▸ THE PROBLEM: Figure out how many lines of the material below contain the word "color". Answer with the number only.

(Dataset entries on figures)
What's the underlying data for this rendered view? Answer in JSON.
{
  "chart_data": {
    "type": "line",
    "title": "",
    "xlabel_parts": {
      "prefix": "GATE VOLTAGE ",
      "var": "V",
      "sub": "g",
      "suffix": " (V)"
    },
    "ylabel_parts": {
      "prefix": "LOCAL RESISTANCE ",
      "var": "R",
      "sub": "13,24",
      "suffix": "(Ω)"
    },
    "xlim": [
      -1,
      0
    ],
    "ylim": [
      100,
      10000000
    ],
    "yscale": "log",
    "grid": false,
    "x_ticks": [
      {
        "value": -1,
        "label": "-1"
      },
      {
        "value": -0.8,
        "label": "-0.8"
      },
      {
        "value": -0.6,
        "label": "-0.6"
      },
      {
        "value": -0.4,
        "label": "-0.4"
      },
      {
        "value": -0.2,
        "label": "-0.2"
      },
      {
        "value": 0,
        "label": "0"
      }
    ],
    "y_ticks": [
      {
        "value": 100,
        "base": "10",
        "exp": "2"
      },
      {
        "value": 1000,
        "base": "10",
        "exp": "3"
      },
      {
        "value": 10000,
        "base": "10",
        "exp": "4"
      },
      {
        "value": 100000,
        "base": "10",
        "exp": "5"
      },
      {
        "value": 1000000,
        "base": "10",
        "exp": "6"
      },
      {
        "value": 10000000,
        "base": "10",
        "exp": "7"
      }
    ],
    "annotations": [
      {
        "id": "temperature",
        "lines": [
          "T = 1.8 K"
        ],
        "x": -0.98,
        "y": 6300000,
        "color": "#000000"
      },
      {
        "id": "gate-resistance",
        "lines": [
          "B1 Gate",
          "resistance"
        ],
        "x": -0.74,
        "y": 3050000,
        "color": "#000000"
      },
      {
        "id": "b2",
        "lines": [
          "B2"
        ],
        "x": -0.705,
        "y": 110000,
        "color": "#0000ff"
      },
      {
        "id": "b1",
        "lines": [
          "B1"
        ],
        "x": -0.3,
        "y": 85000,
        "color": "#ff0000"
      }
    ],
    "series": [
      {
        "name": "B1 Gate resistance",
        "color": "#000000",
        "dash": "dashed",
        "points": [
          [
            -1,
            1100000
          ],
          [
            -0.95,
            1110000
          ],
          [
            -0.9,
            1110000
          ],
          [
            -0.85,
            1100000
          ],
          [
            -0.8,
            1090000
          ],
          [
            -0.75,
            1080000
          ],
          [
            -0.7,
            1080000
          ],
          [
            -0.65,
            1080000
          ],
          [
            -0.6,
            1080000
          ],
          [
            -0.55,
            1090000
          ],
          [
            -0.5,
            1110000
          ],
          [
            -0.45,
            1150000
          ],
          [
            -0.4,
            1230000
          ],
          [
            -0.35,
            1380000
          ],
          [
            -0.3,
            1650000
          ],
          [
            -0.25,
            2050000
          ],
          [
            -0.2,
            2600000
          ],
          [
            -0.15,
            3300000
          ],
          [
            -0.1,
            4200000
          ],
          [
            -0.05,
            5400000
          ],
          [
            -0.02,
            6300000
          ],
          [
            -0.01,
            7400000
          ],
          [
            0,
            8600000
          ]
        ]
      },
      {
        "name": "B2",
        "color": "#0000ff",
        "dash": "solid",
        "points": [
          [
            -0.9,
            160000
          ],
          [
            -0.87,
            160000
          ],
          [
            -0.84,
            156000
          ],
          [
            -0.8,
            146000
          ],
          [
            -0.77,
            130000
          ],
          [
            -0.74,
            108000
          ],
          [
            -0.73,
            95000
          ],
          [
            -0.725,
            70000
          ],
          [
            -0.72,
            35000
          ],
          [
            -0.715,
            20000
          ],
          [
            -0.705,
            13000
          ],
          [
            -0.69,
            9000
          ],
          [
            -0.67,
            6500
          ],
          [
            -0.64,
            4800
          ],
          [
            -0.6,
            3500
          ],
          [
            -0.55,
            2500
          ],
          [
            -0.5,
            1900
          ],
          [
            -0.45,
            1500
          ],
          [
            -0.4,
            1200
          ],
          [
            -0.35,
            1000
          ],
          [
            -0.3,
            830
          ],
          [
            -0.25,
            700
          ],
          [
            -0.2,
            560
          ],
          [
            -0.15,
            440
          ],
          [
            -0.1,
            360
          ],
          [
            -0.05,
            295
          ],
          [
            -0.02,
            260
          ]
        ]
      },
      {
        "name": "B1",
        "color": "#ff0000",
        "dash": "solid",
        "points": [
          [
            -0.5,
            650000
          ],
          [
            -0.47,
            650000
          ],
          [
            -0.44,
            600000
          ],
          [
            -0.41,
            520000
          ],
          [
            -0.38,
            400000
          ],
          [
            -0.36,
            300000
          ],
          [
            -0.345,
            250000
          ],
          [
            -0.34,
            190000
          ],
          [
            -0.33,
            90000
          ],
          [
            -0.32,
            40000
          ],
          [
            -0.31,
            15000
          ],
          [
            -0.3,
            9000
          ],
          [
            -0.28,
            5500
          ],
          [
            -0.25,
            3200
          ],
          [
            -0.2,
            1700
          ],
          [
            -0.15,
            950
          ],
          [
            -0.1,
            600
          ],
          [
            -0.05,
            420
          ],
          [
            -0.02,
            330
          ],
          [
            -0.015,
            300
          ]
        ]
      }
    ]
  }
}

▸ RESULT: 7